[Collected data]
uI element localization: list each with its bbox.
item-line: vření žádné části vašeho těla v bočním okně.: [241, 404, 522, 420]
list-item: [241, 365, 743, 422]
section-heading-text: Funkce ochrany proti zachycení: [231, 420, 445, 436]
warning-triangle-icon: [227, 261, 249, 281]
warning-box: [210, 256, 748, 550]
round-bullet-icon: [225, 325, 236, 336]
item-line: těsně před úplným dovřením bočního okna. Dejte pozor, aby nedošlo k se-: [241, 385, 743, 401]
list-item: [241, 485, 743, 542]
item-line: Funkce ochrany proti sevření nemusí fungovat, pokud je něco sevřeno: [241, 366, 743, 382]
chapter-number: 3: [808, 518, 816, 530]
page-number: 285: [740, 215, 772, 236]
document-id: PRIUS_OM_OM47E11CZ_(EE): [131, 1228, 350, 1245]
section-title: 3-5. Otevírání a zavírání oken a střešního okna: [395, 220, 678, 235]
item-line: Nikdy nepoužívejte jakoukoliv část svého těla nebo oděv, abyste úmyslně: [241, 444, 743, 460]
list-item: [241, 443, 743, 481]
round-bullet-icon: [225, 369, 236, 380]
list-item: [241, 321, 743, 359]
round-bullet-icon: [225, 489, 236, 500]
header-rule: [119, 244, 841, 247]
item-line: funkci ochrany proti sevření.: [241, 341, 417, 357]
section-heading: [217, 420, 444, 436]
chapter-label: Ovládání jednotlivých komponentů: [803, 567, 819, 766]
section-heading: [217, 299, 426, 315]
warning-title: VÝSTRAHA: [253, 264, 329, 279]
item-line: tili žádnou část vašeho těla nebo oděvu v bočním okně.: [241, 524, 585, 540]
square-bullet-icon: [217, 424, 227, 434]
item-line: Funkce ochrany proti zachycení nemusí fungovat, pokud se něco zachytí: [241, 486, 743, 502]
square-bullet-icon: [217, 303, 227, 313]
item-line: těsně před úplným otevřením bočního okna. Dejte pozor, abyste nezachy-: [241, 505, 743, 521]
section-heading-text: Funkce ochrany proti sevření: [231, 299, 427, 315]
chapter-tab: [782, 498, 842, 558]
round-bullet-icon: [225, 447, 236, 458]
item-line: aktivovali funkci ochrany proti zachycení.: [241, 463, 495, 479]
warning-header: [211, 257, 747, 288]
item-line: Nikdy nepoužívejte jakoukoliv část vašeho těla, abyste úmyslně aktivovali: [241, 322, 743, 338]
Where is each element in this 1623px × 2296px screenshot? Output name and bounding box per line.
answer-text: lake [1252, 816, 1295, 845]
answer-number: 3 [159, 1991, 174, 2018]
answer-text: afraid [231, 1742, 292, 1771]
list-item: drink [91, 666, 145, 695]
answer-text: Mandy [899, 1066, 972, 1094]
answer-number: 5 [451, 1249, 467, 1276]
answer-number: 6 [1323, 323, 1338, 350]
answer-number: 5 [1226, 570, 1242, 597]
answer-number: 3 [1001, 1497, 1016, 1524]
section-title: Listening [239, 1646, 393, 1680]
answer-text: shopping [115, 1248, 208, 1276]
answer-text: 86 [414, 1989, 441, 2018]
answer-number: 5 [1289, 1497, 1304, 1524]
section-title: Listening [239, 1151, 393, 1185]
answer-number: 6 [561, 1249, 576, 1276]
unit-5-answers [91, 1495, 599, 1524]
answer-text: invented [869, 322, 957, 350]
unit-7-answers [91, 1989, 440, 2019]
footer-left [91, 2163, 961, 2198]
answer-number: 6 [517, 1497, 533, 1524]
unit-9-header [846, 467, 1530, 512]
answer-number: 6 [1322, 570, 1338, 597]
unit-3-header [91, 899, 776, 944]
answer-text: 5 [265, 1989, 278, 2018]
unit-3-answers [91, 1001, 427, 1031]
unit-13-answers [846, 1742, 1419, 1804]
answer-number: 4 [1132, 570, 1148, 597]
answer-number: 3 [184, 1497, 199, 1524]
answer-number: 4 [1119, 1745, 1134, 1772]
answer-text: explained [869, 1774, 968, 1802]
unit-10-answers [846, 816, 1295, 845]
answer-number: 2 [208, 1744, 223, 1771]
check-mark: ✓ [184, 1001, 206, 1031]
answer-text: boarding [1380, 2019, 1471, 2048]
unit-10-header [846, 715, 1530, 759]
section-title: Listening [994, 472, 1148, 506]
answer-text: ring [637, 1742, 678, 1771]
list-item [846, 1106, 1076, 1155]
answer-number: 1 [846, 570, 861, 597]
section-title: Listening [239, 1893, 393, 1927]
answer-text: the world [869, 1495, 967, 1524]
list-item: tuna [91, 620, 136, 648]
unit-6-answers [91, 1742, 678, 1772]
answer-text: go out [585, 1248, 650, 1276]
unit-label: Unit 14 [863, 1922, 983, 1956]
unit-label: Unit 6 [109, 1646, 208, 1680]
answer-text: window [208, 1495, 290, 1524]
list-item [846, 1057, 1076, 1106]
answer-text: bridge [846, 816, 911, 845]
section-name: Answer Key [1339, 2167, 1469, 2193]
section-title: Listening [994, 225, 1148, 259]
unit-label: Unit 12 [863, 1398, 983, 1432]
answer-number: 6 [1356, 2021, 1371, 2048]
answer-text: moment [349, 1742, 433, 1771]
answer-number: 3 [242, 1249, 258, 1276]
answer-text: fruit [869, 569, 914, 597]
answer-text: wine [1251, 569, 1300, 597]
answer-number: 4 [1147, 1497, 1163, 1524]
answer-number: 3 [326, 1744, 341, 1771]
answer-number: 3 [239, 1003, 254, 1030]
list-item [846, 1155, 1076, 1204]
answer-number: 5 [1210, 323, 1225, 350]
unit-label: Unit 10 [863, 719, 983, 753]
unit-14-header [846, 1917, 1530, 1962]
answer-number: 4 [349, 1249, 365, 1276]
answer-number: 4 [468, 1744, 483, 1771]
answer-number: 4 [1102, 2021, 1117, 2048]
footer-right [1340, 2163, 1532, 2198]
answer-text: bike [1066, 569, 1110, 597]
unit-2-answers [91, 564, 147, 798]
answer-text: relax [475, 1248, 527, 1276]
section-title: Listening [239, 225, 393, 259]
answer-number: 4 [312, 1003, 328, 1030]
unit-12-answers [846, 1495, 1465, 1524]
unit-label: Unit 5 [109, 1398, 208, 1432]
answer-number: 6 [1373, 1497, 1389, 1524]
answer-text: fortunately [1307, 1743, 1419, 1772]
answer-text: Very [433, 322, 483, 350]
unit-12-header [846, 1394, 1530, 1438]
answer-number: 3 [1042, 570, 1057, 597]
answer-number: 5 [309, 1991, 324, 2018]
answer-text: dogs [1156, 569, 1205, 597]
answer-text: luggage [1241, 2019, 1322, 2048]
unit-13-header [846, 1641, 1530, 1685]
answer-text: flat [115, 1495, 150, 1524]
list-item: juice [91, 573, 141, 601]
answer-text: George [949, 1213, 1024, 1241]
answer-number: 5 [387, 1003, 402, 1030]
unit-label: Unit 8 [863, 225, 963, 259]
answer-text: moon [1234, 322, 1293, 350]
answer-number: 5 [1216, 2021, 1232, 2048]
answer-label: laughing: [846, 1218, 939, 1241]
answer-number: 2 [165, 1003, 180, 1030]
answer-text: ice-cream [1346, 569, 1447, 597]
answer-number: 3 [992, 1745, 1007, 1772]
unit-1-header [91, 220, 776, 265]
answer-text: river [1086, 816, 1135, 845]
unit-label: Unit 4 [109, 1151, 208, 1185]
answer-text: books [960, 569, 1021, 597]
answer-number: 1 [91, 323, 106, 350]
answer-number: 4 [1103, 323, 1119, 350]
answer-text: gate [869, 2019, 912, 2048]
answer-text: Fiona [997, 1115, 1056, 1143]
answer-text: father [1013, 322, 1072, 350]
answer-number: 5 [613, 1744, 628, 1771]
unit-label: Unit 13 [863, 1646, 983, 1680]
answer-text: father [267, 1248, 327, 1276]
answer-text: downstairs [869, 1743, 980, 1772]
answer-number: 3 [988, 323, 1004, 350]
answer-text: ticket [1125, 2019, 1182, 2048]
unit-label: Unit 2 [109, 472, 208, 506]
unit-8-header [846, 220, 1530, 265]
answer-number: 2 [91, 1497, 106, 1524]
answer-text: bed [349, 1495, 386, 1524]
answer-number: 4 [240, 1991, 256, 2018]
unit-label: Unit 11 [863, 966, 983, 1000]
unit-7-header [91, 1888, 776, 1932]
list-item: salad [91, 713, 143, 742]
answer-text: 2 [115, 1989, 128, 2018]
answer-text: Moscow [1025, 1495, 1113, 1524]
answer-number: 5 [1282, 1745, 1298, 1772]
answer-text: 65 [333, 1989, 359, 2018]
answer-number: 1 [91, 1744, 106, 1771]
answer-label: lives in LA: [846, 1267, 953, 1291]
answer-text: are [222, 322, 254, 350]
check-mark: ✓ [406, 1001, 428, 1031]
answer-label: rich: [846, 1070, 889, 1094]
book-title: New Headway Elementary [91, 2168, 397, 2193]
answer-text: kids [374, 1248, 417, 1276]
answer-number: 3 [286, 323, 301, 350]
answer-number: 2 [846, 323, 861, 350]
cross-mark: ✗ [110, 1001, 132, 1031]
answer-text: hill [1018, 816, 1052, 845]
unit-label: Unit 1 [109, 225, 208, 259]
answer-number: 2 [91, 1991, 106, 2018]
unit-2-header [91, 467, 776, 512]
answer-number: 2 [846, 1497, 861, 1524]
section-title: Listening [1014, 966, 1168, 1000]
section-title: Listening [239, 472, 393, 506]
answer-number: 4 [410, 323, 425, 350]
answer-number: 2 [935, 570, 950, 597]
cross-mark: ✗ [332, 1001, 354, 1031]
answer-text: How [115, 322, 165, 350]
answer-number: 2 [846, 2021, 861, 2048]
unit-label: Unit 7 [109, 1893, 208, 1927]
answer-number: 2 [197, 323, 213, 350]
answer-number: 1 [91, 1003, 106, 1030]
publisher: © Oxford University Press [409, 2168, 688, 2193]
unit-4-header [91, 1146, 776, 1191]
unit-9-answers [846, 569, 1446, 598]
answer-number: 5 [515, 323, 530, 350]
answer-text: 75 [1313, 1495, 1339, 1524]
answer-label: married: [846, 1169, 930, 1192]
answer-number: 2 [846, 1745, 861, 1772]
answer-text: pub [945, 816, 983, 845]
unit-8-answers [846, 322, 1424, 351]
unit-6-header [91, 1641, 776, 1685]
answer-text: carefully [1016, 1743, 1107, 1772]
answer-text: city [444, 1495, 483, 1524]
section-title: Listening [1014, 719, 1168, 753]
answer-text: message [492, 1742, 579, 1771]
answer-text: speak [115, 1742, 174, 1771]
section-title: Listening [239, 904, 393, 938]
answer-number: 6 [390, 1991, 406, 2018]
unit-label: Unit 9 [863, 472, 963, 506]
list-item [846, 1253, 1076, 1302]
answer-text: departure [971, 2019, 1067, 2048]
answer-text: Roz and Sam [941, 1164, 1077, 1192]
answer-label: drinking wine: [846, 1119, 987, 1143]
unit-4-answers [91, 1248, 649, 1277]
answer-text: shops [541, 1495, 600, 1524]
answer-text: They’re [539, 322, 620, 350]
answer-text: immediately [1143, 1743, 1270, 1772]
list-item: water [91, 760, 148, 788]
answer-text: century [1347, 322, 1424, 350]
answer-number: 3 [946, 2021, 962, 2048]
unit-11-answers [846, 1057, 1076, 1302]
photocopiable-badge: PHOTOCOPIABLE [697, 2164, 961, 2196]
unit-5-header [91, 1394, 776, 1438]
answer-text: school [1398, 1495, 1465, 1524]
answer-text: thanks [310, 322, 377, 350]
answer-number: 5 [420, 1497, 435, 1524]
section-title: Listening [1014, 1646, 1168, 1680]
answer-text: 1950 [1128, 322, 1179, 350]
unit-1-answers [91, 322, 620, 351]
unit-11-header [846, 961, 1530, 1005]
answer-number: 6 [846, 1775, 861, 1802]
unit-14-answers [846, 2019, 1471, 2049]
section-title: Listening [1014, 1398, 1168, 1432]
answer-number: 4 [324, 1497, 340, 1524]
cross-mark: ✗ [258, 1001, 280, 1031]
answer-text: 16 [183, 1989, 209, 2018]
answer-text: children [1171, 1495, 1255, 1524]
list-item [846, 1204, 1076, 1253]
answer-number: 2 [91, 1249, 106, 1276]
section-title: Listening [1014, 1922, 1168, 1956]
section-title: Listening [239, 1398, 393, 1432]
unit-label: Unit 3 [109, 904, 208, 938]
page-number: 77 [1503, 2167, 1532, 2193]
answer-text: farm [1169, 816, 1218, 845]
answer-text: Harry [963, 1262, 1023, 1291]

— Problem —
Copy out every line of the data from its first line down to the line containing "list-item: [241, 443, 743, 481]", keeping both ends.

— Exercise solution —
uI element localization: list each with its bbox.
item-line: vření žádné části vašeho těla v bočním okně.: [241, 404, 522, 420]
list-item: [241, 365, 743, 422]
section-heading-text: Funkce ochrany proti zachycení: [231, 420, 445, 436]
warning-triangle-icon: [227, 261, 249, 281]
warning-box: [210, 256, 748, 550]
round-bullet-icon: [225, 325, 236, 336]
item-line: těsně před úplným dovřením bočního okna. Dejte pozor, aby nedošlo k se-: [241, 385, 743, 401]
list-item: [241, 485, 743, 542]
item-line: Funkce ochrany proti sevření nemusí fungovat, pokud je něco sevřeno: [241, 366, 743, 382]
chapter-number: 3: [808, 518, 816, 530]
page-number: 285: [740, 215, 772, 236]
document-id: PRIUS_OM_OM47E11CZ_(EE): [131, 1228, 350, 1245]
section-title: 3-5. Otevírání a zavírání oken a střešního okna: [395, 220, 678, 235]
item-line: Nikdy nepoužívejte jakoukoliv část svého těla nebo oděv, abyste úmyslně: [241, 444, 743, 460]
list-item: [241, 443, 743, 481]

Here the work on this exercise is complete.